■ **EXERCISE REQUIREMENTS**:
From the records below, extract all the text exactly and leave the images behind.
***
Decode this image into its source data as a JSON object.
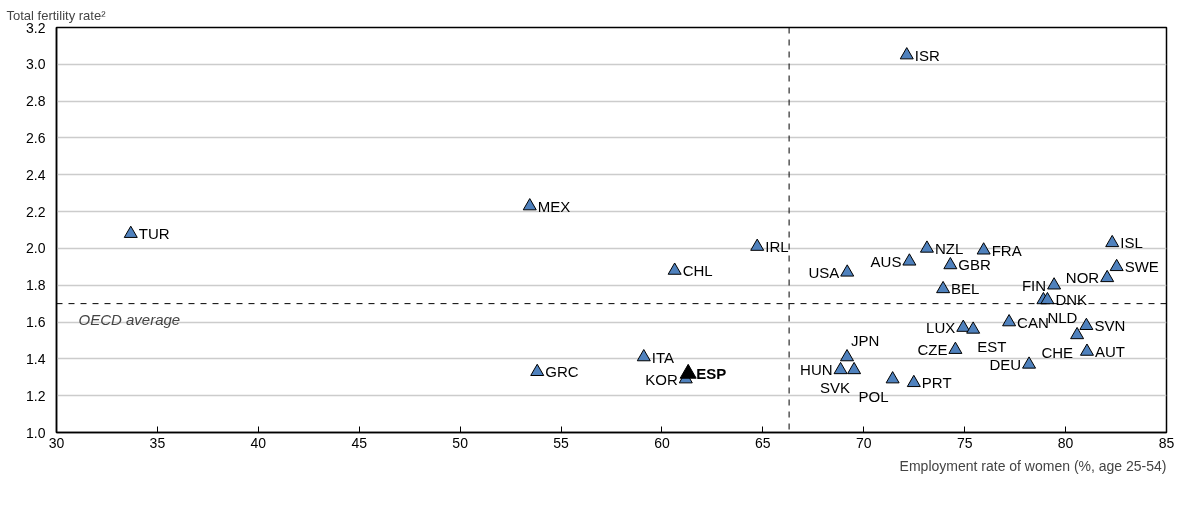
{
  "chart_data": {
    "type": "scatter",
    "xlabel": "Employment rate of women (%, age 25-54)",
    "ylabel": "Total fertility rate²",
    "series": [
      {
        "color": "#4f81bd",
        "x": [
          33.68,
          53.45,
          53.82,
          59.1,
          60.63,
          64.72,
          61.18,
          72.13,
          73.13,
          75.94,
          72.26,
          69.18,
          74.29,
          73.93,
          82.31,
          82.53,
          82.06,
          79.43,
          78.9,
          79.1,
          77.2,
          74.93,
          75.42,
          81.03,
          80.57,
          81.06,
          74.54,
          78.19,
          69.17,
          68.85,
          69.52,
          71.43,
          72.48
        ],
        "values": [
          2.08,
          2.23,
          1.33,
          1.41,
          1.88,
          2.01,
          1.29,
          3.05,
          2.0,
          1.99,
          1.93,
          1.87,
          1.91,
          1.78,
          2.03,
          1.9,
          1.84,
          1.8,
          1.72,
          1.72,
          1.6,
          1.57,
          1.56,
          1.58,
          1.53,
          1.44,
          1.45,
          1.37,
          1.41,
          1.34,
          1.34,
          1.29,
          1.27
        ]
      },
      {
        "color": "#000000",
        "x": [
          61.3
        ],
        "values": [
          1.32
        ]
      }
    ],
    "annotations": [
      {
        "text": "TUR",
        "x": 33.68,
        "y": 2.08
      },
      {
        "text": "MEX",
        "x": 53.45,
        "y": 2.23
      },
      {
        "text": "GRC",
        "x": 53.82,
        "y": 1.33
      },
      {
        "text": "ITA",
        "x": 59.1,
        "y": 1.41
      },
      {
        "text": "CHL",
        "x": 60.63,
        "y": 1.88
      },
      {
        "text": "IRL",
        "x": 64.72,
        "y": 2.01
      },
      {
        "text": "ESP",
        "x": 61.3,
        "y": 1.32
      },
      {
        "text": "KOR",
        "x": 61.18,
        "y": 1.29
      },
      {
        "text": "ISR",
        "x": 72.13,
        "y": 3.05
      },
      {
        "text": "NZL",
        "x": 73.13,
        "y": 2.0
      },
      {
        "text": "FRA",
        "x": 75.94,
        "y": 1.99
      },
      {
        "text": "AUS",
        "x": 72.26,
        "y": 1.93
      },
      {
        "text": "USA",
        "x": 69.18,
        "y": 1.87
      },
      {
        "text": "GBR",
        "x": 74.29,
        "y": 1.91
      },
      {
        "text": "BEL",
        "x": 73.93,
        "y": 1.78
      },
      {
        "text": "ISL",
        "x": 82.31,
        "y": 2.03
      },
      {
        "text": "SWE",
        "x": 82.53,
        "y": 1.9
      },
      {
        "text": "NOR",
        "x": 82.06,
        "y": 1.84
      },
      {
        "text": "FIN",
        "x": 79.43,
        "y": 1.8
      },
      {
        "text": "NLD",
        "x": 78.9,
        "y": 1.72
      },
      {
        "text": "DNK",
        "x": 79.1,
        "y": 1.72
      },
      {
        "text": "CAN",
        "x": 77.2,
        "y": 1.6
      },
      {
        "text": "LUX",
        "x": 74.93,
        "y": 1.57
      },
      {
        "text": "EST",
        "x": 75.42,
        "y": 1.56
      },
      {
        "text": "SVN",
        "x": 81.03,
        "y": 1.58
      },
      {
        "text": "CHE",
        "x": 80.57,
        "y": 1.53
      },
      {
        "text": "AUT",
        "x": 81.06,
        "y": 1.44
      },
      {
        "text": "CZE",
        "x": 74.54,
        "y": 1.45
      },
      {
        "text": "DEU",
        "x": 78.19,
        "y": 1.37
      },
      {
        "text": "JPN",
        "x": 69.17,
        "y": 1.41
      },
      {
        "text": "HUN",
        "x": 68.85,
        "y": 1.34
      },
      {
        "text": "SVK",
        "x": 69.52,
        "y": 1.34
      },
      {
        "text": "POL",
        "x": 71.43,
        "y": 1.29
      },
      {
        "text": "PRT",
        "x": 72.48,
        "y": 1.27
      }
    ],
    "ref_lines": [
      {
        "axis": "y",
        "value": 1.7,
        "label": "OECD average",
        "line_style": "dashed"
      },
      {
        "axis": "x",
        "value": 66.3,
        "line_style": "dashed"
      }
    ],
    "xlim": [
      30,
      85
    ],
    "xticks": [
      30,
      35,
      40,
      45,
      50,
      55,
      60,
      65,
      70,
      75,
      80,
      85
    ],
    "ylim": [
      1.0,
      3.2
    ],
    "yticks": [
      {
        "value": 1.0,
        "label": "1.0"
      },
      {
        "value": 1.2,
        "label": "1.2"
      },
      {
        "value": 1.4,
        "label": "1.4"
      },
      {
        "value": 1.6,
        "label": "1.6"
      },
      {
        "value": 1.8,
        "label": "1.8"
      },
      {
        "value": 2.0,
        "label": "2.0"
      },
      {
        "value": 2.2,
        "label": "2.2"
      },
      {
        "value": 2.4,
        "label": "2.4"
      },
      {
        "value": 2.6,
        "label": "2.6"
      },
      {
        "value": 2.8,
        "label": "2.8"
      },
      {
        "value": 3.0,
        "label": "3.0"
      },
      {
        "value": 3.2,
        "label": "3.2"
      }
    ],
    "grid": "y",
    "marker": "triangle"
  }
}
***
■ **OUTPUT BELOW**:
Decode this image into its source data as a JSON object.
{
  "chart_data": {
    "type": "scatter",
    "xlabel": "Employment rate of women (%, age 25-54)",
    "ylabel": "Total fertility rate²",
    "series": [
      {
        "color": "#4f81bd",
        "x": [
          33.68,
          53.45,
          53.82,
          59.1,
          60.63,
          64.72,
          61.18,
          72.13,
          73.13,
          75.94,
          72.26,
          69.18,
          74.29,
          73.93,
          82.31,
          82.53,
          82.06,
          79.43,
          78.9,
          79.1,
          77.2,
          74.93,
          75.42,
          81.03,
          80.57,
          81.06,
          74.54,
          78.19,
          69.17,
          68.85,
          69.52,
          71.43,
          72.48
        ],
        "values": [
          2.08,
          2.23,
          1.33,
          1.41,
          1.88,
          2.01,
          1.29,
          3.05,
          2.0,
          1.99,
          1.93,
          1.87,
          1.91,
          1.78,
          2.03,
          1.9,
          1.84,
          1.8,
          1.72,
          1.72,
          1.6,
          1.57,
          1.56,
          1.58,
          1.53,
          1.44,
          1.45,
          1.37,
          1.41,
          1.34,
          1.34,
          1.29,
          1.27
        ]
      },
      {
        "color": "#000000",
        "x": [
          61.3
        ],
        "values": [
          1.32
        ]
      }
    ],
    "annotations": [
      {
        "text": "TUR",
        "x": 33.68,
        "y": 2.08
      },
      {
        "text": "MEX",
        "x": 53.45,
        "y": 2.23
      },
      {
        "text": "GRC",
        "x": 53.82,
        "y": 1.33
      },
      {
        "text": "ITA",
        "x": 59.1,
        "y": 1.41
      },
      {
        "text": "CHL",
        "x": 60.63,
        "y": 1.88
      },
      {
        "text": "IRL",
        "x": 64.72,
        "y": 2.01
      },
      {
        "text": "ESP",
        "x": 61.3,
        "y": 1.32
      },
      {
        "text": "KOR",
        "x": 61.18,
        "y": 1.29
      },
      {
        "text": "ISR",
        "x": 72.13,
        "y": 3.05
      },
      {
        "text": "NZL",
        "x": 73.13,
        "y": 2.0
      },
      {
        "text": "FRA",
        "x": 75.94,
        "y": 1.99
      },
      {
        "text": "AUS",
        "x": 72.26,
        "y": 1.93
      },
      {
        "text": "USA",
        "x": 69.18,
        "y": 1.87
      },
      {
        "text": "GBR",
        "x": 74.29,
        "y": 1.91
      },
      {
        "text": "BEL",
        "x": 73.93,
        "y": 1.78
      },
      {
        "text": "ISL",
        "x": 82.31,
        "y": 2.03
      },
      {
        "text": "SWE",
        "x": 82.53,
        "y": 1.9
      },
      {
        "text": "NOR",
        "x": 82.06,
        "y": 1.84
      },
      {
        "text": "FIN",
        "x": 79.43,
        "y": 1.8
      },
      {
        "text": "NLD",
        "x": 78.9,
        "y": 1.72
      },
      {
        "text": "DNK",
        "x": 79.1,
        "y": 1.72
      },
      {
        "text": "CAN",
        "x": 77.2,
        "y": 1.6
      },
      {
        "text": "LUX",
        "x": 74.93,
        "y": 1.57
      },
      {
        "text": "EST",
        "x": 75.42,
        "y": 1.56
      },
      {
        "text": "SVN",
        "x": 81.03,
        "y": 1.58
      },
      {
        "text": "CHE",
        "x": 80.57,
        "y": 1.53
      },
      {
        "text": "AUT",
        "x": 81.06,
        "y": 1.44
      },
      {
        "text": "CZE",
        "x": 74.54,
        "y": 1.45
      },
      {
        "text": "DEU",
        "x": 78.19,
        "y": 1.37
      },
      {
        "text": "JPN",
        "x": 69.17,
        "y": 1.41
      },
      {
        "text": "HUN",
        "x": 68.85,
        "y": 1.34
      },
      {
        "text": "SVK",
        "x": 69.52,
        "y": 1.34
      },
      {
        "text": "POL",
        "x": 71.43,
        "y": 1.29
      },
      {
        "text": "PRT",
        "x": 72.48,
        "y": 1.27
      }
    ],
    "ref_lines": [
      {
        "axis": "y",
        "value": 1.7,
        "label": "OECD average",
        "line_style": "dashed"
      },
      {
        "axis": "x",
        "value": 66.3,
        "line_style": "dashed"
      }
    ],
    "xlim": [
      30,
      85
    ],
    "xticks": [
      30,
      35,
      40,
      45,
      50,
      55,
      60,
      65,
      70,
      75,
      80,
      85
    ],
    "ylim": [
      1.0,
      3.2
    ],
    "yticks": [
      {
        "value": 1.0,
        "label": "1.0"
      },
      {
        "value": 1.2,
        "label": "1.2"
      },
      {
        "value": 1.4,
        "label": "1.4"
      },
      {
        "value": 1.6,
        "label": "1.6"
      },
      {
        "value": 1.8,
        "label": "1.8"
      },
      {
        "value": 2.0,
        "label": "2.0"
      },
      {
        "value": 2.2,
        "label": "2.2"
      },
      {
        "value": 2.4,
        "label": "2.4"
      },
      {
        "value": 2.6,
        "label": "2.6"
      },
      {
        "value": 2.8,
        "label": "2.8"
      },
      {
        "value": 3.0,
        "label": "3.0"
      },
      {
        "value": 3.2,
        "label": "3.2"
      }
    ],
    "grid": "y",
    "marker": "triangle"
  }
}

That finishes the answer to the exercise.